-- START --

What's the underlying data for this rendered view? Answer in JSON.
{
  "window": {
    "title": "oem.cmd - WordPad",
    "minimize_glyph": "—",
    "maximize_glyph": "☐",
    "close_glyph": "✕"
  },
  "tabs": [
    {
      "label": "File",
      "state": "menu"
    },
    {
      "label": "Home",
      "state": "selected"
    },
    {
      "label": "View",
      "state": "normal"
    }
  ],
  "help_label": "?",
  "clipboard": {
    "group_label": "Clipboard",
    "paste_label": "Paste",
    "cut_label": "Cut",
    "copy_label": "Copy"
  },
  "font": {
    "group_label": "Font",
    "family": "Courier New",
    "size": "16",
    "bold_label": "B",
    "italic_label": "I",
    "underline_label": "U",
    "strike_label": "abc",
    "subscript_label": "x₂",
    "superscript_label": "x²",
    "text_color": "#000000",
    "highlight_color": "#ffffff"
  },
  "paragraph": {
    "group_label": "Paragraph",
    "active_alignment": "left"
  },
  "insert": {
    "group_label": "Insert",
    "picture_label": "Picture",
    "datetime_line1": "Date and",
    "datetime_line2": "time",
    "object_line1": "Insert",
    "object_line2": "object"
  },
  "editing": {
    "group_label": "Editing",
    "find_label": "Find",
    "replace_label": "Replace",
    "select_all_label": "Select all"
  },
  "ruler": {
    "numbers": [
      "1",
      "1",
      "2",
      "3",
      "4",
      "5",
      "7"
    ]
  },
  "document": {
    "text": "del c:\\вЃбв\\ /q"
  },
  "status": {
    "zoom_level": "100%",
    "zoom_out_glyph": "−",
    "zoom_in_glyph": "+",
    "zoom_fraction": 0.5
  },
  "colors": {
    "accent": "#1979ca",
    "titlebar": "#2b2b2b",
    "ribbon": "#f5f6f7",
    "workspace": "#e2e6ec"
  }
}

-- END --
-- START --

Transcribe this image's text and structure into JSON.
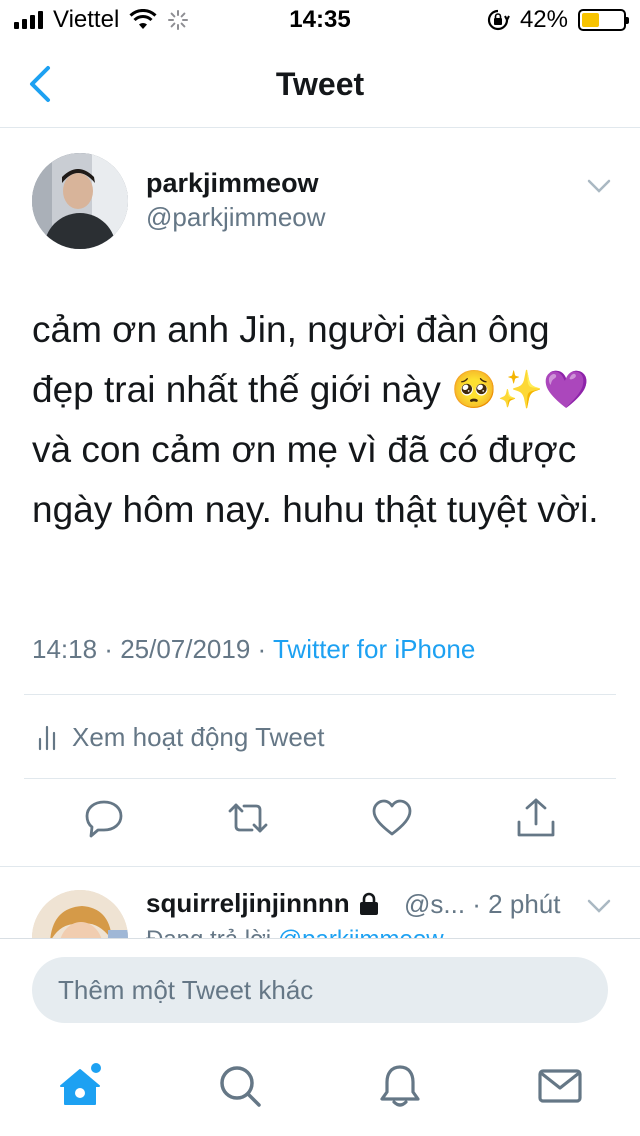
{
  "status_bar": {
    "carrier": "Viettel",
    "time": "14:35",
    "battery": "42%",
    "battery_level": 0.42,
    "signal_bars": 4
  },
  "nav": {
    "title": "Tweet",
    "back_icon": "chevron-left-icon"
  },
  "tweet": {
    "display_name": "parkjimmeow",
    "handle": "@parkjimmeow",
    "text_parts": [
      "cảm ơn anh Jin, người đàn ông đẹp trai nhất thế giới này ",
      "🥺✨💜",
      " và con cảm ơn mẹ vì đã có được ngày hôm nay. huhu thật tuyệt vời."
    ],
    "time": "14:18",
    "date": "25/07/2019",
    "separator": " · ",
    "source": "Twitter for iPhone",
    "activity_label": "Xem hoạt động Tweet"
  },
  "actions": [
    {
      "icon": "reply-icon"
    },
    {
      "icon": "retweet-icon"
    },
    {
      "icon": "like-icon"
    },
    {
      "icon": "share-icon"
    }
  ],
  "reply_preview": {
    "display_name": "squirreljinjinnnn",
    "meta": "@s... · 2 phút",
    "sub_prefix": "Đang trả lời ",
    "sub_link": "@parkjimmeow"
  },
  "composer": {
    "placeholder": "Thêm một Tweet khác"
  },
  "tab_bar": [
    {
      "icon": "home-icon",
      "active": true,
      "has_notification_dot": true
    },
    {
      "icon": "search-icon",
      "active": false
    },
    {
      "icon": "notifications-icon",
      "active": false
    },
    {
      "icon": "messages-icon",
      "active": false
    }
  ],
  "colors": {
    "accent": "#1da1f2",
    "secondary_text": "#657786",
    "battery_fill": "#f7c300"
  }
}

-- END --
-- START --

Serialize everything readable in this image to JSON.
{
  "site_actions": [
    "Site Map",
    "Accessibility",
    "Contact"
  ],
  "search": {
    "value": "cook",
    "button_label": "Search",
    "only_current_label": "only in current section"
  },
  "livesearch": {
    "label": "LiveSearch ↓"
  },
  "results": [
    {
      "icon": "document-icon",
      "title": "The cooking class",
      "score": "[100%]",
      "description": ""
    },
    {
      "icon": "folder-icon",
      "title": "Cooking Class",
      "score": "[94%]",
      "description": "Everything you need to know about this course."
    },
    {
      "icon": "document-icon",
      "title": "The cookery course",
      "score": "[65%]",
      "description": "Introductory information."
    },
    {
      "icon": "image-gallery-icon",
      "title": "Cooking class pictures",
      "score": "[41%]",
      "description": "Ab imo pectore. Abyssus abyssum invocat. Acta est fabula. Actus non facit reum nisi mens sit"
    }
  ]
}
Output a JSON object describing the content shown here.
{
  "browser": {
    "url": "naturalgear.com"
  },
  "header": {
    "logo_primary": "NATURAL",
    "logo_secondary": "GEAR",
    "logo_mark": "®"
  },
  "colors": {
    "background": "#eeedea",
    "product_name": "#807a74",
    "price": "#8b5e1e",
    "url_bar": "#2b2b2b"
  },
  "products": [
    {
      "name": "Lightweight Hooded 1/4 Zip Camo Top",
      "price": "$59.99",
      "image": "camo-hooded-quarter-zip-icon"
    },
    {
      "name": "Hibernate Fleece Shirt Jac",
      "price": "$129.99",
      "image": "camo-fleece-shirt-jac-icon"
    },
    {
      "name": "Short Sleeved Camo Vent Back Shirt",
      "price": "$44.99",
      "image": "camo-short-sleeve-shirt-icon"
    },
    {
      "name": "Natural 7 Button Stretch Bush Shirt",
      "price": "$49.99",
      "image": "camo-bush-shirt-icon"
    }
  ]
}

-- END --

=== THE TASK ===
Show every line from the entries above in which the word "this" appears.

=== PROBLEM SOLUTION ===
What's the underlying data for this rendered view? Answer in JSON.
Transcribe this image's text and structure into JSON.
Serialize everything readable in this image to JSON.
      "description": "Everything you need to know about this course."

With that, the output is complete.